TASK GOAL
Your task is to transcribe all of the data below exactly, omitting the images.

EXTRACTED INFORMATION
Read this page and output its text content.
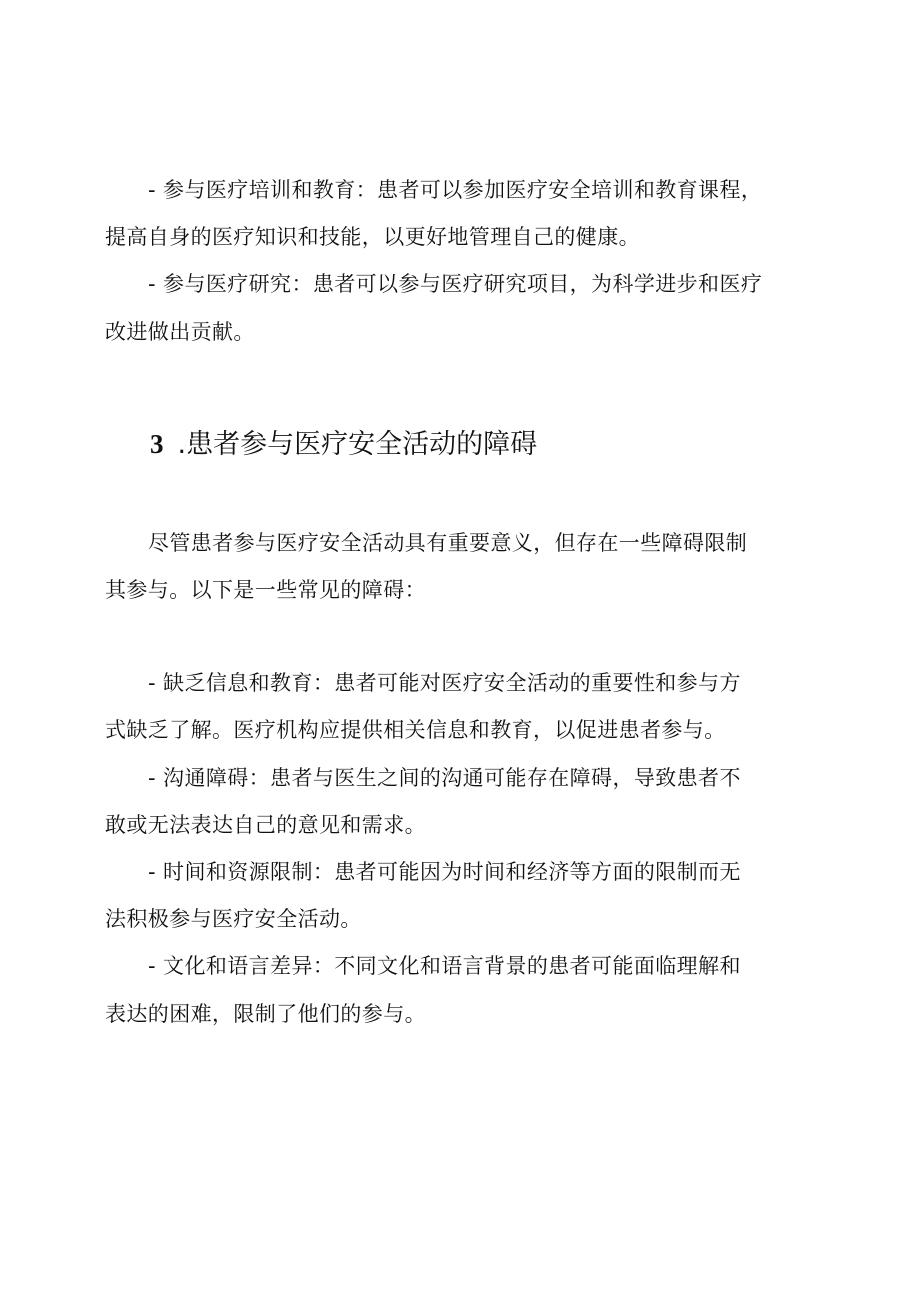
- 参与医疗培训和教育：患者可以参加医疗安全培训和教育课程，
提高自身的医疗知识和技能，以更好地管理自己的健康。
- 参与医疗研究：患者可以参与医疗研究项目，为科学进步和医疗
改进做出贡献。
3 .患者参与医疗安全活动的障碍
尽管患者参与医疗安全活动具有重要意义，但存在一些障碍限制
其参与。以下是一些常见的障碍：
- 缺乏信息和教育：患者可能对医疗安全活动的重要性和参与方
式缺乏了解。医疗机构应提供相关信息和教育，以促进患者参与。
- 沟通障碍：患者与医生之间的沟通可能存在障碍，导致患者不
敢或无法表达自己的意见和需求。
- 时间和资源限制：患者可能因为时间和经济等方面的限制而无
法积极参与医疗安全活动。
- 文化和语言差异：不同文化和语言背景的患者可能面临理解和
表达的困难，限制了他们的参与。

SOLUTION
Read this page and output its text content.
- 参与医疗培训和教育：患者可以参加医疗安全培训和教育课程，
提高自身的医疗知识和技能，以更好地管理自己的健康。
- 参与医疗研究：患者可以参与医疗研究项目，为科学进步和医疗
改进做出贡献。
3 .患者参与医疗安全活动的障碍
尽管患者参与医疗安全活动具有重要意义，但存在一些障碍限制
其参与。以下是一些常见的障碍：
- 缺乏信息和教育：患者可能对医疗安全活动的重要性和参与方
式缺乏了解。医疗机构应提供相关信息和教育，以促进患者参与。
- 沟通障碍：患者与医生之间的沟通可能存在障碍，导致患者不
敢或无法表达自己的意见和需求。
- 时间和资源限制：患者可能因为时间和经济等方面的限制而无
法积极参与医疗安全活动。
- 文化和语言差异：不同文化和语言背景的患者可能面临理解和
表达的困难，限制了他们的参与。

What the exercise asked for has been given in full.